Stored data:
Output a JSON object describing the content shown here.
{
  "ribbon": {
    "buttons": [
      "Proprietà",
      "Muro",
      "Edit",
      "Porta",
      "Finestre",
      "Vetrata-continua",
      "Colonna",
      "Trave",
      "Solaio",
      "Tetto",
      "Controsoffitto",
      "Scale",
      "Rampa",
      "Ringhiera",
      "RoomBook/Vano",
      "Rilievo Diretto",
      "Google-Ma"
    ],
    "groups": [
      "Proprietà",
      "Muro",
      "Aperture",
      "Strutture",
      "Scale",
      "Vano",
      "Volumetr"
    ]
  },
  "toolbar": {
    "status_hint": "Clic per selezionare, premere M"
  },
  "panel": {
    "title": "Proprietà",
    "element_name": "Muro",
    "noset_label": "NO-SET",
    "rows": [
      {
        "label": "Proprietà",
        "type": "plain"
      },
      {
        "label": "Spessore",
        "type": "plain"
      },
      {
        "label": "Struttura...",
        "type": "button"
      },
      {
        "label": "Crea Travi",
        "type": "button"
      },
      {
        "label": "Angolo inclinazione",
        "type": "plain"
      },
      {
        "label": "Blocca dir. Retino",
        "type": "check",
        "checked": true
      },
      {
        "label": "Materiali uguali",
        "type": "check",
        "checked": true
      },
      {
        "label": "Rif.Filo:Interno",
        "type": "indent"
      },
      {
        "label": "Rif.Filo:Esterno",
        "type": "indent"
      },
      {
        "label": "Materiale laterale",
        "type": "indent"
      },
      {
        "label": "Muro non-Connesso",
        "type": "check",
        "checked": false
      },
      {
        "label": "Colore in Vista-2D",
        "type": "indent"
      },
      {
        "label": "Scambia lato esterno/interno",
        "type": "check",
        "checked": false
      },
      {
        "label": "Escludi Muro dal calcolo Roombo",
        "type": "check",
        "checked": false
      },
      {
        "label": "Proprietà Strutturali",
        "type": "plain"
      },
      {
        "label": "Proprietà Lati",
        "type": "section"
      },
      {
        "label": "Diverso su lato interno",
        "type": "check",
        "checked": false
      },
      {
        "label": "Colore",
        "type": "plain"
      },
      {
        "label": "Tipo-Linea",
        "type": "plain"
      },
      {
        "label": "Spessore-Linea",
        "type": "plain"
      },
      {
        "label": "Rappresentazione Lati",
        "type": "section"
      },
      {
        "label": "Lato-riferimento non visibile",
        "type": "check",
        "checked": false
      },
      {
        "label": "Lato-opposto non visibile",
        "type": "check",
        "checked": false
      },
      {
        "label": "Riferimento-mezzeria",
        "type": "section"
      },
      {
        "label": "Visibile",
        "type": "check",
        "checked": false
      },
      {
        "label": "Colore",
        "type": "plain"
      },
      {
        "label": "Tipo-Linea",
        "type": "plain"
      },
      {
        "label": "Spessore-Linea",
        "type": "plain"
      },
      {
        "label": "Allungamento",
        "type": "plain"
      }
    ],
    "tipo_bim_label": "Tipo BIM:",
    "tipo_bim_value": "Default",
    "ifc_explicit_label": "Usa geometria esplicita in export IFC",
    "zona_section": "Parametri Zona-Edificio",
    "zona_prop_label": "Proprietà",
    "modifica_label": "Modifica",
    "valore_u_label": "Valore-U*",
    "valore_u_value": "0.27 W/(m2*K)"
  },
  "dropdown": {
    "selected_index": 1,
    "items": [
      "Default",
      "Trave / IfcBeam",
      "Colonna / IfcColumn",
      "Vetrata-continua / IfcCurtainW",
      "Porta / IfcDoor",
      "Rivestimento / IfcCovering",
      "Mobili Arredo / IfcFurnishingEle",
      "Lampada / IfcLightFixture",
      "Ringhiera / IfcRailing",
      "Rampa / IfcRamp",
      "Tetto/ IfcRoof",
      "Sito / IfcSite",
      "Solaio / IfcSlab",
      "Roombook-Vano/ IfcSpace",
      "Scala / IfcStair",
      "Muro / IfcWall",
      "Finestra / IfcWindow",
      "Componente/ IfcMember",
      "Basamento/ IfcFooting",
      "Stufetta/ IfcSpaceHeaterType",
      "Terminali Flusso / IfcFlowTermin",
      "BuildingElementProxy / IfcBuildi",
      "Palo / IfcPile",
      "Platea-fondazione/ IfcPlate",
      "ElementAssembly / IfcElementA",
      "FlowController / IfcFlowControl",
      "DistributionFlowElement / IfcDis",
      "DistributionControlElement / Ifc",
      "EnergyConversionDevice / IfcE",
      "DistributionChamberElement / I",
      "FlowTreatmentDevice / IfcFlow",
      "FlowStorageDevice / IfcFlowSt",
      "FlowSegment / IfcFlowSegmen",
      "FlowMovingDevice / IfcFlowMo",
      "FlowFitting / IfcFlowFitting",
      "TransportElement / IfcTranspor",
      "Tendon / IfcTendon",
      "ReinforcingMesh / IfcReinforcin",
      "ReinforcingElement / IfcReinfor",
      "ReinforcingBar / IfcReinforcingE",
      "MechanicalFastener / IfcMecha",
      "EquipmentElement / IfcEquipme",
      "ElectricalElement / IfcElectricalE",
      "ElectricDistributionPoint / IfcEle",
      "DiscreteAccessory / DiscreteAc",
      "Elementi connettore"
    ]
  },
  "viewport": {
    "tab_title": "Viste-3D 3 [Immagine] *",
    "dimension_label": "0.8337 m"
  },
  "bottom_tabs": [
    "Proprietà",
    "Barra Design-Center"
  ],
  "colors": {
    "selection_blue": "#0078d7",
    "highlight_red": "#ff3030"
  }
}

The task:
Transcribe the whole listing with nothing added or left out.

Response:
Output a JSON object describing the content shown here.
{
  "ribbon": {
    "buttons": [
      "Proprietà",
      "Muro",
      "Edit",
      "Porta",
      "Finestre",
      "Vetrata-continua",
      "Colonna",
      "Trave",
      "Solaio",
      "Tetto",
      "Controsoffitto",
      "Scale",
      "Rampa",
      "Ringhiera",
      "RoomBook/Vano",
      "Rilievo Diretto",
      "Google-Ma"
    ],
    "groups": [
      "Proprietà",
      "Muro",
      "Aperture",
      "Strutture",
      "Scale",
      "Vano",
      "Volumetr"
    ]
  },
  "toolbar": {
    "status_hint": "Clic per selezionare, premere M"
  },
  "panel": {
    "title": "Proprietà",
    "element_name": "Muro",
    "noset_label": "NO-SET",
    "rows": [
      {
        "label": "Proprietà",
        "type": "plain"
      },
      {
        "label": "Spessore",
        "type": "plain"
      },
      {
        "label": "Struttura...",
        "type": "button"
      },
      {
        "label": "Crea Travi",
        "type": "button"
      },
      {
        "label": "Angolo inclinazione",
        "type": "plain"
      },
      {
        "label": "Blocca dir. Retino",
        "type": "check",
        "checked": true
      },
      {
        "label": "Materiali uguali",
        "type": "check",
        "checked": true
      },
      {
        "label": "Rif.Filo:Interno",
        "type": "indent"
      },
      {
        "label": "Rif.Filo:Esterno",
        "type": "indent"
      },
      {
        "label": "Materiale laterale",
        "type": "indent"
      },
      {
        "label": "Muro non-Connesso",
        "type": "check",
        "checked": false
      },
      {
        "label": "Colore in Vista-2D",
        "type": "indent"
      },
      {
        "label": "Scambia lato esterno/interno",
        "type": "check",
        "checked": false
      },
      {
        "label": "Escludi Muro dal calcolo Roombo",
        "type": "check",
        "checked": false
      },
      {
        "label": "Proprietà Strutturali",
        "type": "plain"
      },
      {
        "label": "Proprietà Lati",
        "type": "section"
      },
      {
        "label": "Diverso su lato interno",
        "type": "check",
        "checked": false
      },
      {
        "label": "Colore",
        "type": "plain"
      },
      {
        "label": "Tipo-Linea",
        "type": "plain"
      },
      {
        "label": "Spessore-Linea",
        "type": "plain"
      },
      {
        "label": "Rappresentazione Lati",
        "type": "section"
      },
      {
        "label": "Lato-riferimento non visibile",
        "type": "check",
        "checked": false
      },
      {
        "label": "Lato-opposto non visibile",
        "type": "check",
        "checked": false
      },
      {
        "label": "Riferimento-mezzeria",
        "type": "section"
      },
      {
        "label": "Visibile",
        "type": "check",
        "checked": false
      },
      {
        "label": "Colore",
        "type": "plain"
      },
      {
        "label": "Tipo-Linea",
        "type": "plain"
      },
      {
        "label": "Spessore-Linea",
        "type": "plain"
      },
      {
        "label": "Allungamento",
        "type": "plain"
      }
    ],
    "tipo_bim_label": "Tipo BIM:",
    "tipo_bim_value": "Default",
    "ifc_explicit_label": "Usa geometria esplicita in export IFC",
    "zona_section": "Parametri Zona-Edificio",
    "zona_prop_label": "Proprietà",
    "modifica_label": "Modifica",
    "valore_u_label": "Valore-U*",
    "valore_u_value": "0.27 W/(m2*K)"
  },
  "dropdown": {
    "selected_index": 1,
    "items": [
      "Default",
      "Trave / IfcBeam",
      "Colonna / IfcColumn",
      "Vetrata-continua / IfcCurtainW",
      "Porta / IfcDoor",
      "Rivestimento / IfcCovering",
      "Mobili Arredo / IfcFurnishingEle",
      "Lampada / IfcLightFixture",
      "Ringhiera / IfcRailing",
      "Rampa / IfcRamp",
      "Tetto/ IfcRoof",
      "Sito / IfcSite",
      "Solaio / IfcSlab",
      "Roombook-Vano/ IfcSpace",
      "Scala / IfcStair",
      "Muro / IfcWall",
      "Finestra / IfcWindow",
      "Componente/ IfcMember",
      "Basamento/ IfcFooting",
      "Stufetta/ IfcSpaceHeaterType",
      "Terminali Flusso / IfcFlowTermin",
      "BuildingElementProxy / IfcBuildi",
      "Palo / IfcPile",
      "Platea-fondazione/ IfcPlate",
      "ElementAssembly / IfcElementA",
      "FlowController / IfcFlowControl",
      "DistributionFlowElement / IfcDis",
      "DistributionControlElement / Ifc",
      "EnergyConversionDevice / IfcE",
      "DistributionChamberElement / I",
      "FlowTreatmentDevice / IfcFlow",
      "FlowStorageDevice / IfcFlowSt",
      "FlowSegment / IfcFlowSegmen",
      "FlowMovingDevice / IfcFlowMo",
      "FlowFitting / IfcFlowFitting",
      "TransportElement / IfcTranspor",
      "Tendon / IfcTendon",
      "ReinforcingMesh / IfcReinforcin",
      "ReinforcingElement / IfcReinfor",
      "ReinforcingBar / IfcReinforcingE",
      "MechanicalFastener / IfcMecha",
      "EquipmentElement / IfcEquipme",
      "ElectricalElement / IfcElectricalE",
      "ElectricDistributionPoint / IfcEle",
      "DiscreteAccessory / DiscreteAc",
      "Elementi connettore"
    ]
  },
  "viewport": {
    "tab_title": "Viste-3D 3 [Immagine] *",
    "dimension_label": "0.8337 m"
  },
  "bottom_tabs": [
    "Proprietà",
    "Barra Design-Center"
  ],
  "colors": {
    "selection_blue": "#0078d7",
    "highlight_red": "#ff3030"
  }
}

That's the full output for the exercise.